Input material.
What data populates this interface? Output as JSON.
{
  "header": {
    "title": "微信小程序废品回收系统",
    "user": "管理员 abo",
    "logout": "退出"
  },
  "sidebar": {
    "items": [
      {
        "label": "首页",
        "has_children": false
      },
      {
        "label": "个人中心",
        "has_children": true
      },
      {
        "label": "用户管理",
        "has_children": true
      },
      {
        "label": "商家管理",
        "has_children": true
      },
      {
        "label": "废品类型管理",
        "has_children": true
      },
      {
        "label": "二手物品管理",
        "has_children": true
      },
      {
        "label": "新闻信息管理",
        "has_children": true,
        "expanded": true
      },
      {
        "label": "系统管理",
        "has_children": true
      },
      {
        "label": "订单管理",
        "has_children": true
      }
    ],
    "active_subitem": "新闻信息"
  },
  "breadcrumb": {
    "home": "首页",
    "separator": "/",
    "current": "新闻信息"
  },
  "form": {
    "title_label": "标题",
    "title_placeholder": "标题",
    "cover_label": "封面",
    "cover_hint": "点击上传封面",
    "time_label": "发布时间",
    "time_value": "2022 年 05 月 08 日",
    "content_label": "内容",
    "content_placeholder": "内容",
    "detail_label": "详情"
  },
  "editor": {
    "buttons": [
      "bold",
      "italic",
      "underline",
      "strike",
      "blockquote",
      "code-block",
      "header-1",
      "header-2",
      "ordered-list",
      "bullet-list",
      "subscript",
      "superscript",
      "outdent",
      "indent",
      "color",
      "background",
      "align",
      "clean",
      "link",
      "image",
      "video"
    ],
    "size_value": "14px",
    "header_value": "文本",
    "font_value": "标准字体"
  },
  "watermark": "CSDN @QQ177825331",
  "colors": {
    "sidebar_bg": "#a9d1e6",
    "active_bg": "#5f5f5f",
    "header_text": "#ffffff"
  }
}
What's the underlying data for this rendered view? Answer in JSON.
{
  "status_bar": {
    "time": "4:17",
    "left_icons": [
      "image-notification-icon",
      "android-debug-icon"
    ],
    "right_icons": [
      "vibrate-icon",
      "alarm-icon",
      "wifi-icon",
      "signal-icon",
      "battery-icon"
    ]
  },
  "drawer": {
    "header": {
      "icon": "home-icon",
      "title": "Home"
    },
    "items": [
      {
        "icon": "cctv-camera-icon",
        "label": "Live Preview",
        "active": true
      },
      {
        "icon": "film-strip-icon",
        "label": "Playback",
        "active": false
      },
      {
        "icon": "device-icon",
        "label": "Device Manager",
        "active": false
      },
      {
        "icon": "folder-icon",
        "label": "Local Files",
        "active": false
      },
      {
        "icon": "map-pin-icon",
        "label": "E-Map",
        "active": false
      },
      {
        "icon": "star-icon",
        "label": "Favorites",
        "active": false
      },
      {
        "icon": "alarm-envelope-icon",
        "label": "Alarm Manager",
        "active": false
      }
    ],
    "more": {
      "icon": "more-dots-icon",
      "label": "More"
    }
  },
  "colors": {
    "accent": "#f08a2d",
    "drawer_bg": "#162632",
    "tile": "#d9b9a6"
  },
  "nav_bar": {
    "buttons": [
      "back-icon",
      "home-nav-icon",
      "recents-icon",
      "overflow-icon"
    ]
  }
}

Directions for this task.
Copy each line of the listing that holds the word "What".

Written response.
What data populates this interface? Output as JSON.
What's the underlying data for this rendered view? Answer in JSON.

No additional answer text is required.